:: To do ::
Copy every record exactly, and keep the pictures out.

:: Task input ::
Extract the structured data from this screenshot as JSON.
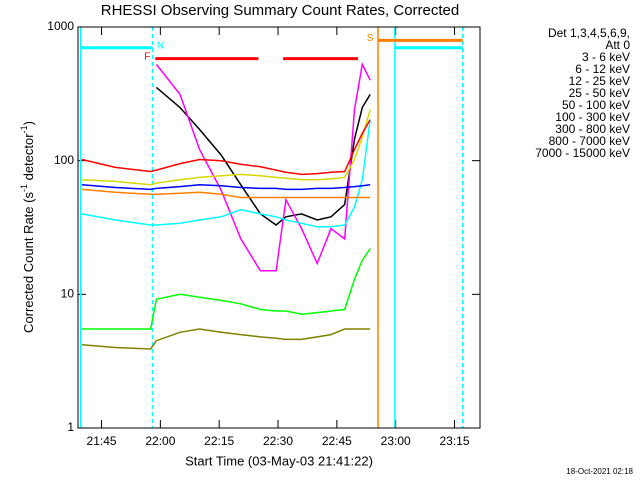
{
  "chart_data": {
    "type": "line",
    "title": "RHESSI Observing Summary Count Rates, Corrected",
    "xlabel": "Start Time (03-May-03 21:41:22)",
    "ylabel": [
      "Corrected Count Rate (s",
      "-1",
      " detector",
      "-1",
      ")"
    ],
    "footer": "18-Oct-2021 02:18",
    "legend_title": [
      "Det 1,3,4,5,6,9,",
      "Att 0"
    ],
    "legend": "top-right",
    "log_y": true,
    "xlim": [
      1299,
      1401.5
    ],
    "ylim": [
      1,
      1000
    ],
    "yticks": [
      1,
      10,
      100,
      1000
    ],
    "xticks": [
      {
        "value": 1305,
        "label": "21:45"
      },
      {
        "value": 1320,
        "label": "22:00"
      },
      {
        "value": 1335,
        "label": "22:15"
      },
      {
        "value": 1350,
        "label": "22:30"
      },
      {
        "value": 1365,
        "label": "22:45"
      },
      {
        "value": 1380,
        "label": "23:00"
      },
      {
        "value": 1395,
        "label": "23:15"
      }
    ],
    "x": [
      1300,
      1308.5,
      1317.5,
      1319,
      1325,
      1330,
      1335.5,
      1340.5,
      1345.5,
      1349.5,
      1352,
      1356,
      1360,
      1363.5,
      1367,
      1369.5,
      1371.5,
      1373.5
    ],
    "series": [
      {
        "name": "3 - 6 keV",
        "color": "#000000",
        "values": [
          null,
          null,
          null,
          353,
          250,
          171,
          110,
          66,
          40,
          33,
          38,
          40,
          36,
          38,
          47,
          145,
          250,
          313
        ]
      },
      {
        "name": "6 - 12 keV",
        "color": "#ff00ff",
        "values": [
          null,
          null,
          null,
          525,
          313,
          121,
          60,
          26,
          15,
          15,
          51,
          31,
          17,
          31,
          26,
          242,
          525,
          400
        ]
      },
      {
        "name": "12 - 25 keV",
        "color": "#00ff00",
        "values": [
          5.5,
          5.5,
          5.5,
          9.2,
          10,
          9.5,
          9,
          8.5,
          7.7,
          7.5,
          7.5,
          7.1,
          7.3,
          7.5,
          7.7,
          13,
          18,
          22
        ]
      },
      {
        "name": "25 - 50 keV",
        "color": "#00ffff",
        "values": [
          40,
          36,
          33,
          33,
          34,
          36,
          38,
          43,
          40,
          38,
          36,
          34,
          32,
          32,
          33,
          45,
          72,
          203
        ]
      },
      {
        "name": "50 - 100 keV",
        "color": "#d8d800",
        "values": [
          72,
          70,
          66,
          68,
          72,
          75,
          77,
          79,
          77,
          75,
          74,
          72,
          72,
          73,
          75,
          102,
          150,
          242
        ]
      },
      {
        "name": "100 - 300 keV",
        "color": "#ff0000",
        "values": [
          102,
          89,
          83,
          85,
          95,
          102,
          100,
          94,
          90,
          85,
          82,
          79,
          80,
          82,
          83,
          121,
          160,
          203
        ]
      },
      {
        "name": "300 - 800 keV",
        "color": "#0000ff",
        "values": [
          66,
          63,
          61,
          62,
          64,
          66,
          65,
          63,
          62,
          62,
          61,
          61,
          62,
          62,
          63,
          64,
          65,
          66
        ]
      },
      {
        "name": "800 - 7000 keV",
        "color": "#ff8000",
        "values": [
          61,
          58,
          56,
          56,
          57,
          58,
          56,
          53,
          53,
          53,
          53,
          53,
          53,
          53,
          53,
          53,
          53,
          53
        ]
      },
      {
        "name": "7000 - 15000 keV",
        "color": "#808000",
        "values": [
          4.2,
          4,
          3.9,
          4.5,
          5.2,
          5.5,
          5.2,
          5,
          4.8,
          4.7,
          4.6,
          4.6,
          4.8,
          5,
          5.5,
          5.5,
          5.5,
          5.5
        ]
      }
    ],
    "vlines": [
      {
        "x": 1299.7,
        "color": "#00ffff",
        "dashed": false
      },
      {
        "x": 1318,
        "color": "#00ffff",
        "dashed": true
      },
      {
        "x": 1375.5,
        "color": "#ff8000",
        "dashed": false
      },
      {
        "x": 1379.8,
        "color": "#00ffff",
        "dashed": false
      },
      {
        "x": 1397.1,
        "color": "#00ffff",
        "dashed": true
      }
    ],
    "flags": [
      {
        "label": "N",
        "color": "#00ffff",
        "level": 700,
        "intervals": [
          [
            1299.7,
            1318
          ],
          [
            1379.8,
            1397.1
          ]
        ]
      },
      {
        "label": "F",
        "color": "#ff0000",
        "level": 580,
        "intervals": [
          [
            1318.7,
            1345
          ],
          [
            1351.3,
            1370.4
          ]
        ]
      },
      {
        "label": "S",
        "color": "#ff8000",
        "level": 795,
        "intervals": [
          [
            1375.5,
            1397.1
          ]
        ]
      }
    ]
  }
}
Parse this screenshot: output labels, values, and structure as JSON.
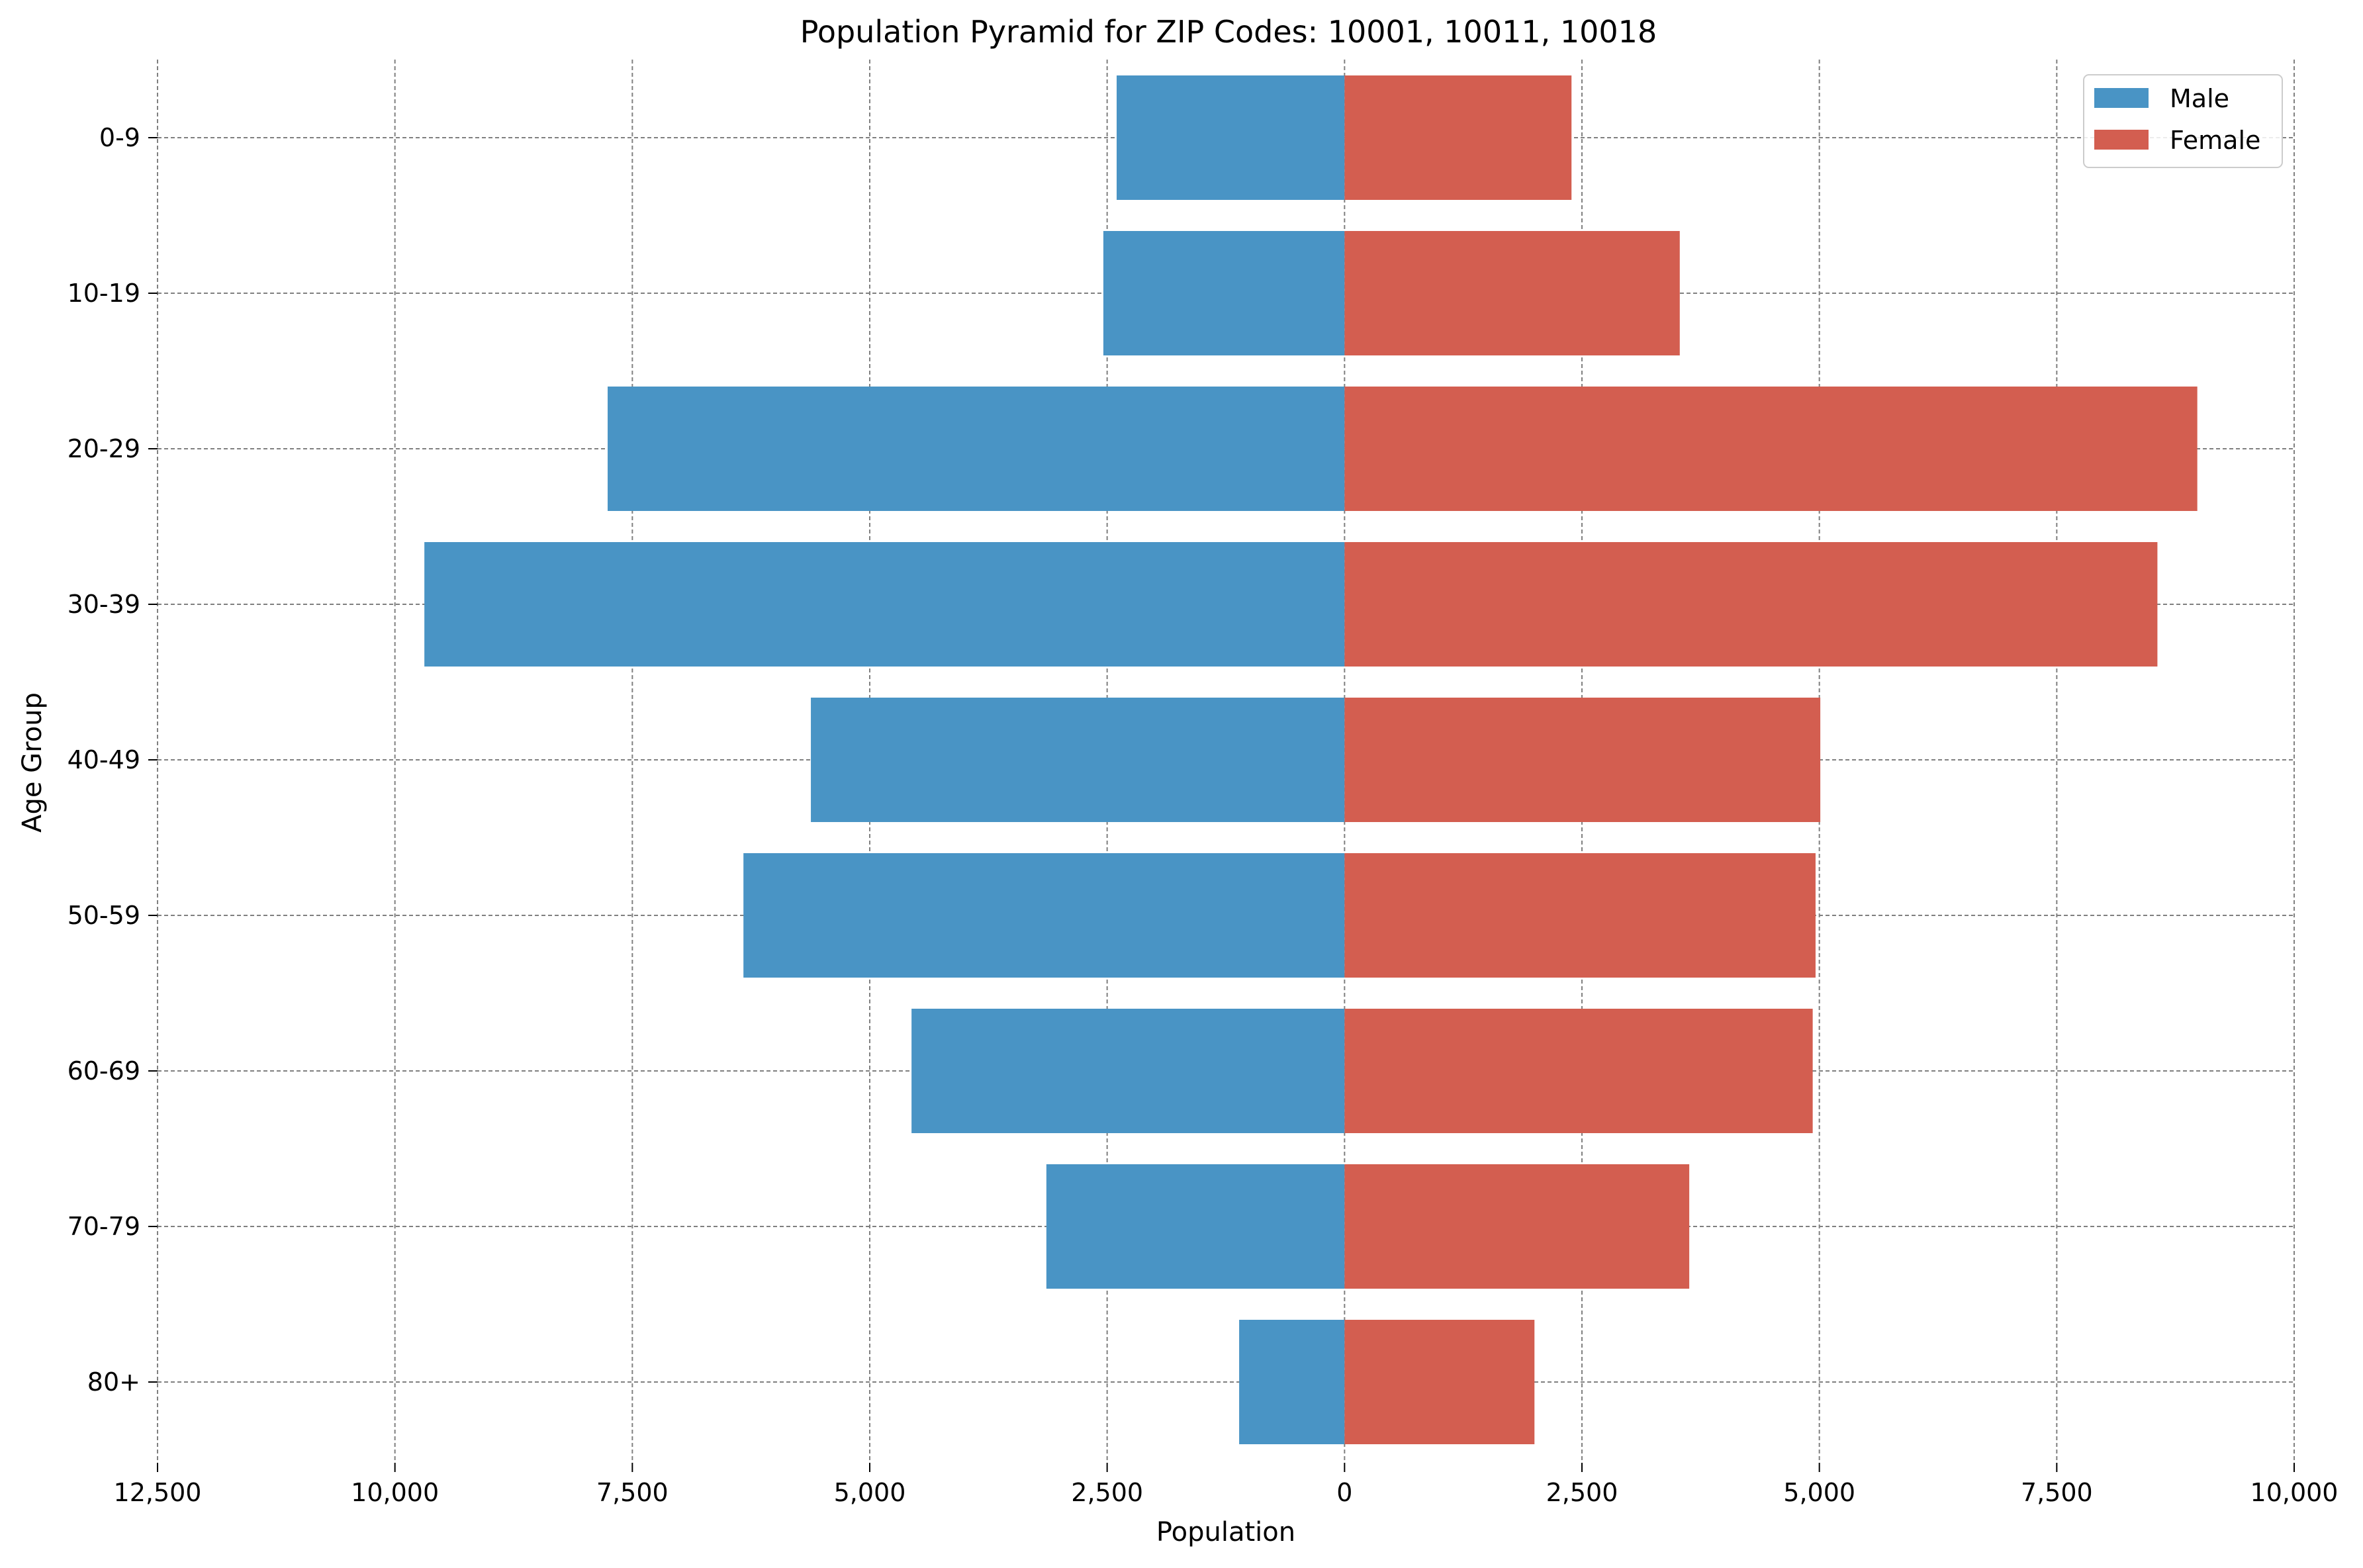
{
  "chart_data": {
    "type": "bar",
    "orientation": "horizontal-pyramid",
    "title": "Population Pyramid for ZIP Codes: 10001, 10011, 10018",
    "xlabel": "Population",
    "ylabel": "Age Group",
    "categories": [
      "0-9",
      "10-19",
      "20-29",
      "30-39",
      "40-49",
      "50-59",
      "60-69",
      "70-79",
      "80+"
    ],
    "series": [
      {
        "name": "Male",
        "color": "#4994c5",
        "direction": "left",
        "values": [
          2400,
          2540,
          7760,
          9690,
          5620,
          6330,
          4560,
          3140,
          1110
        ]
      },
      {
        "name": "Female",
        "color": "#d35e50",
        "direction": "right",
        "values": [
          2390,
          3530,
          8980,
          8560,
          5010,
          4960,
          4930,
          3630,
          2000
        ]
      }
    ],
    "xlim": [
      -12500,
      10000
    ],
    "xticks": [
      -12500,
      -10000,
      -7500,
      -5000,
      -2500,
      0,
      2500,
      5000,
      7500,
      10000
    ],
    "xtick_labels": [
      "12,500",
      "10,000",
      "7,500",
      "5,000",
      "2,500",
      "0",
      "2,500",
      "5,000",
      "7,500",
      "10,000"
    ],
    "grid": true,
    "legend_position": "top-right"
  }
}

:: Solution for this task ::
Extract the structured data from this screenshot as JSON.
{
  "chart_data": {
    "type": "line",
    "title": "RHESSI Observing Summary Count Rates, Corrected",
    "xlabel": "Start Time (03-May-03 21:41:22)",
    "ylabel": [
      "Corrected Count Rate (s",
      "-1",
      " detector",
      "-1",
      ")"
    ],
    "footer": "18-Oct-2021 02:18",
    "legend_title": [
      "Det 1,3,4,5,6,9,",
      "Att 0"
    ],
    "legend": "top-right",
    "log_y": true,
    "xlim": [
      1299,
      1401.5
    ],
    "ylim": [
      1,
      1000
    ],
    "yticks": [
      1,
      10,
      100,
      1000
    ],
    "xticks": [
      {
        "value": 1305,
        "label": "21:45"
      },
      {
        "value": 1320,
        "label": "22:00"
      },
      {
        "value": 1335,
        "label": "22:15"
      },
      {
        "value": 1350,
        "label": "22:30"
      },
      {
        "value": 1365,
        "label": "22:45"
      },
      {
        "value": 1380,
        "label": "23:00"
      },
      {
        "value": 1395,
        "label": "23:15"
      }
    ],
    "x": [
      1300,
      1308.5,
      1317.5,
      1319,
      1325,
      1330,
      1335.5,
      1340.5,
      1345.5,
      1349.5,
      1352,
      1356,
      1360,
      1363.5,
      1367,
      1369.5,
      1371.5,
      1373.5
    ],
    "series": [
      {
        "name": "3 - 6 keV",
        "color": "#000000",
        "values": [
          null,
          null,
          null,
          353,
          250,
          171,
          110,
          66,
          40,
          33,
          38,
          40,
          36,
          38,
          47,
          145,
          250,
          313
        ]
      },
      {
        "name": "6 - 12 keV",
        "color": "#ff00ff",
        "values": [
          null,
          null,
          null,
          525,
          313,
          121,
          60,
          26,
          15,
          15,
          51,
          31,
          17,
          31,
          26,
          242,
          525,
          400
        ]
      },
      {
        "name": "12 - 25 keV",
        "color": "#00ff00",
        "values": [
          5.5,
          5.5,
          5.5,
          9.2,
          10,
          9.5,
          9,
          8.5,
          7.7,
          7.5,
          7.5,
          7.1,
          7.3,
          7.5,
          7.7,
          13,
          18,
          22
        ]
      },
      {
        "name": "25 - 50 keV",
        "color": "#00ffff",
        "values": [
          40,
          36,
          33,
          33,
          34,
          36,
          38,
          43,
          40,
          38,
          36,
          34,
          32,
          32,
          33,
          45,
          72,
          203
        ]
      },
      {
        "name": "50 - 100 keV",
        "color": "#d8d800",
        "values": [
          72,
          70,
          66,
          68,
          72,
          75,
          77,
          79,
          77,
          75,
          74,
          72,
          72,
          73,
          75,
          102,
          150,
          242
        ]
      },
      {
        "name": "100 - 300 keV",
        "color": "#ff0000",
        "values": [
          102,
          89,
          83,
          85,
          95,
          102,
          100,
          94,
          90,
          85,
          82,
          79,
          80,
          82,
          83,
          121,
          160,
          203
        ]
      },
      {
        "name": "300 - 800 keV",
        "color": "#0000ff",
        "values": [
          66,
          63,
          61,
          62,
          64,
          66,
          65,
          63,
          62,
          62,
          61,
          61,
          62,
          62,
          63,
          64,
          65,
          66
        ]
      },
      {
        "name": "800 - 7000 keV",
        "color": "#ff8000",
        "values": [
          61,
          58,
          56,
          56,
          57,
          58,
          56,
          53,
          53,
          53,
          53,
          53,
          53,
          53,
          53,
          53,
          53,
          53
        ]
      },
      {
        "name": "7000 - 15000 keV",
        "color": "#808000",
        "values": [
          4.2,
          4,
          3.9,
          4.5,
          5.2,
          5.5,
          5.2,
          5,
          4.8,
          4.7,
          4.6,
          4.6,
          4.8,
          5,
          5.5,
          5.5,
          5.5,
          5.5
        ]
      }
    ],
    "vlines": [
      {
        "x": 1299.7,
        "color": "#00ffff",
        "dashed": false
      },
      {
        "x": 1318,
        "color": "#00ffff",
        "dashed": true
      },
      {
        "x": 1375.5,
        "color": "#ff8000",
        "dashed": false
      },
      {
        "x": 1379.8,
        "color": "#00ffff",
        "dashed": false
      },
      {
        "x": 1397.1,
        "color": "#00ffff",
        "dashed": true
      }
    ],
    "flags": [
      {
        "label": "N",
        "color": "#00ffff",
        "level": 700,
        "intervals": [
          [
            1299.7,
            1318
          ],
          [
            1379.8,
            1397.1
          ]
        ]
      },
      {
        "label": "F",
        "color": "#ff0000",
        "level": 580,
        "intervals": [
          [
            1318.7,
            1345
          ],
          [
            1351.3,
            1370.4
          ]
        ]
      },
      {
        "label": "S",
        "color": "#ff8000",
        "level": 795,
        "intervals": [
          [
            1375.5,
            1397.1
          ]
        ]
      }
    ]
  }
}
Parse this screenshot: output labels, values, and structure as JSON.
{
  "chart_data": {
    "type": "bar",
    "orientation": "horizontal-pyramid",
    "title": "Population Pyramid for ZIP Codes: 10001, 10011, 10018",
    "xlabel": "Population",
    "ylabel": "Age Group",
    "categories": [
      "0-9",
      "10-19",
      "20-29",
      "30-39",
      "40-49",
      "50-59",
      "60-69",
      "70-79",
      "80+"
    ],
    "series": [
      {
        "name": "Male",
        "color": "#4994c5",
        "direction": "left",
        "values": [
          2400,
          2540,
          7760,
          9690,
          5620,
          6330,
          4560,
          3140,
          1110
        ]
      },
      {
        "name": "Female",
        "color": "#d35e50",
        "direction": "right",
        "values": [
          2390,
          3530,
          8980,
          8560,
          5010,
          4960,
          4930,
          3630,
          2000
        ]
      }
    ],
    "xlim": [
      -12500,
      10000
    ],
    "xticks": [
      -12500,
      -10000,
      -7500,
      -5000,
      -2500,
      0,
      2500,
      5000,
      7500,
      10000
    ],
    "xtick_labels": [
      "12,500",
      "10,000",
      "7,500",
      "5,000",
      "2,500",
      "0",
      "2,500",
      "5,000",
      "7,500",
      "10,000"
    ],
    "grid": true,
    "legend_position": "top-right"
  }
}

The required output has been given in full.